Your goal: Copy out the lines of the records below word for word, from the start of the records through the line containing "reviewer-name: Quyền bbox=[52, 246, 96, 262]", inclusive.

Spatial layout entries:
==========
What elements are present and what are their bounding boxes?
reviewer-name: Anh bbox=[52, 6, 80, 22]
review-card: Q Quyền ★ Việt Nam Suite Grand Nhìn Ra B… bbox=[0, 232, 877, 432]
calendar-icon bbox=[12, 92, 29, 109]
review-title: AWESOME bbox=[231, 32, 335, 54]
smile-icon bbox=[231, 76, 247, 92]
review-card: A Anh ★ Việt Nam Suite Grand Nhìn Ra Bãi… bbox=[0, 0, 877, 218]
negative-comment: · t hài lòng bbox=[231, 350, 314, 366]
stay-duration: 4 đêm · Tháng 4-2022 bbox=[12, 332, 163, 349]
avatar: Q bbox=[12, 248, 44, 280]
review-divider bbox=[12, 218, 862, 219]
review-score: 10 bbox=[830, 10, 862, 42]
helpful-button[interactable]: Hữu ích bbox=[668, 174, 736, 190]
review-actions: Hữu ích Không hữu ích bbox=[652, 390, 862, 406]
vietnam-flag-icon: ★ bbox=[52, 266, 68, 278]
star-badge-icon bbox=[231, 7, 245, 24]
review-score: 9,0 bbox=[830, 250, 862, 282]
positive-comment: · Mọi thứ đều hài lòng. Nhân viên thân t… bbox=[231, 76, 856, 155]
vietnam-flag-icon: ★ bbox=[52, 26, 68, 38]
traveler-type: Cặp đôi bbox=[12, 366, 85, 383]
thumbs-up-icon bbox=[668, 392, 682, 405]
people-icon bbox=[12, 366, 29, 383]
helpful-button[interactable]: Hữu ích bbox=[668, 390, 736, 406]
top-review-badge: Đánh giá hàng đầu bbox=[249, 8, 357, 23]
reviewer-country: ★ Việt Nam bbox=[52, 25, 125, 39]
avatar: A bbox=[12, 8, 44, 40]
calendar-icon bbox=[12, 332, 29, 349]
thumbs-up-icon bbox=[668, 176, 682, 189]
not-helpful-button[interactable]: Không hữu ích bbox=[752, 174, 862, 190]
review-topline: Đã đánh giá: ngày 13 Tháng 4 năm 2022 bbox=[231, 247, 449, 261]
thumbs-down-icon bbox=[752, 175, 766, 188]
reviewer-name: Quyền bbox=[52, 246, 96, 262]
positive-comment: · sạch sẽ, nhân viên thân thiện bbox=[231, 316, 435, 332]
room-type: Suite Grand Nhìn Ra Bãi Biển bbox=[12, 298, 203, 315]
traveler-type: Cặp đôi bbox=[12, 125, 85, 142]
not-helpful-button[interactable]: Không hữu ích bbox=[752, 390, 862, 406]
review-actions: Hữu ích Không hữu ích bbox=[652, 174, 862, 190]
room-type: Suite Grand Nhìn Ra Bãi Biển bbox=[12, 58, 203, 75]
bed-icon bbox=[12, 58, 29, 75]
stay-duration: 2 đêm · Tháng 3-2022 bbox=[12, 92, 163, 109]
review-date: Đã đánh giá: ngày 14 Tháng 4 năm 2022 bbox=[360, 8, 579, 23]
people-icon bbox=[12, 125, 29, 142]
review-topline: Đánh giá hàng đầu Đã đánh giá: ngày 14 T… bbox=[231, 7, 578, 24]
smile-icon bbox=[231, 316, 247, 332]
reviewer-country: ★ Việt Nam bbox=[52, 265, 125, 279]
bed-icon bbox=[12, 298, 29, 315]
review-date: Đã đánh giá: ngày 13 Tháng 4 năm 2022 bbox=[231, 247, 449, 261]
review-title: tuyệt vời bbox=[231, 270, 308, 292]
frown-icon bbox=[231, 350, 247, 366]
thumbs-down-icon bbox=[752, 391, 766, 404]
==========
Output:
What elements are present and what are their bounding boxes?
reviewer-name: Anh bbox=[52, 6, 80, 22]
review-card: Q Quyền ★ Việt Nam Suite Grand Nhìn Ra B… bbox=[0, 232, 877, 432]
calendar-icon bbox=[12, 92, 29, 109]
review-title: AWESOME bbox=[231, 32, 335, 54]
smile-icon bbox=[231, 76, 247, 92]
review-card: A Anh ★ Việt Nam Suite Grand Nhìn Ra Bãi… bbox=[0, 0, 877, 218]
negative-comment: · t hài lòng bbox=[231, 350, 314, 366]
stay-duration: 4 đêm · Tháng 4-2022 bbox=[12, 332, 163, 349]
avatar: Q bbox=[12, 248, 44, 280]
review-divider bbox=[12, 218, 862, 219]
review-score: 10 bbox=[830, 10, 862, 42]
helpful-button[interactable]: Hữu ích bbox=[668, 174, 736, 190]
review-actions: Hữu ích Không hữu ích bbox=[652, 390, 862, 406]
vietnam-flag-icon: ★ bbox=[52, 266, 68, 278]
star-badge-icon bbox=[231, 7, 245, 24]
review-score: 9,0 bbox=[830, 250, 862, 282]
positive-comment: · Mọi thứ đều hài lòng. Nhân viên thân t… bbox=[231, 76, 856, 155]
vietnam-flag-icon: ★ bbox=[52, 26, 68, 38]
traveler-type: Cặp đôi bbox=[12, 366, 85, 383]
thumbs-up-icon bbox=[668, 392, 682, 405]
people-icon bbox=[12, 366, 29, 383]
helpful-button[interactable]: Hữu ích bbox=[668, 390, 736, 406]
top-review-badge: Đánh giá hàng đầu bbox=[249, 8, 357, 23]
reviewer-country: ★ Việt Nam bbox=[52, 25, 125, 39]
avatar: A bbox=[12, 8, 44, 40]
calendar-icon bbox=[12, 332, 29, 349]
thumbs-up-icon bbox=[668, 176, 682, 189]
not-helpful-button[interactable]: Không hữu ích bbox=[752, 174, 862, 190]
review-topline: Đã đánh giá: ngày 13 Tháng 4 năm 2022 bbox=[231, 247, 449, 261]
thumbs-down-icon bbox=[752, 175, 766, 188]
reviewer-name: Quyền bbox=[52, 246, 96, 262]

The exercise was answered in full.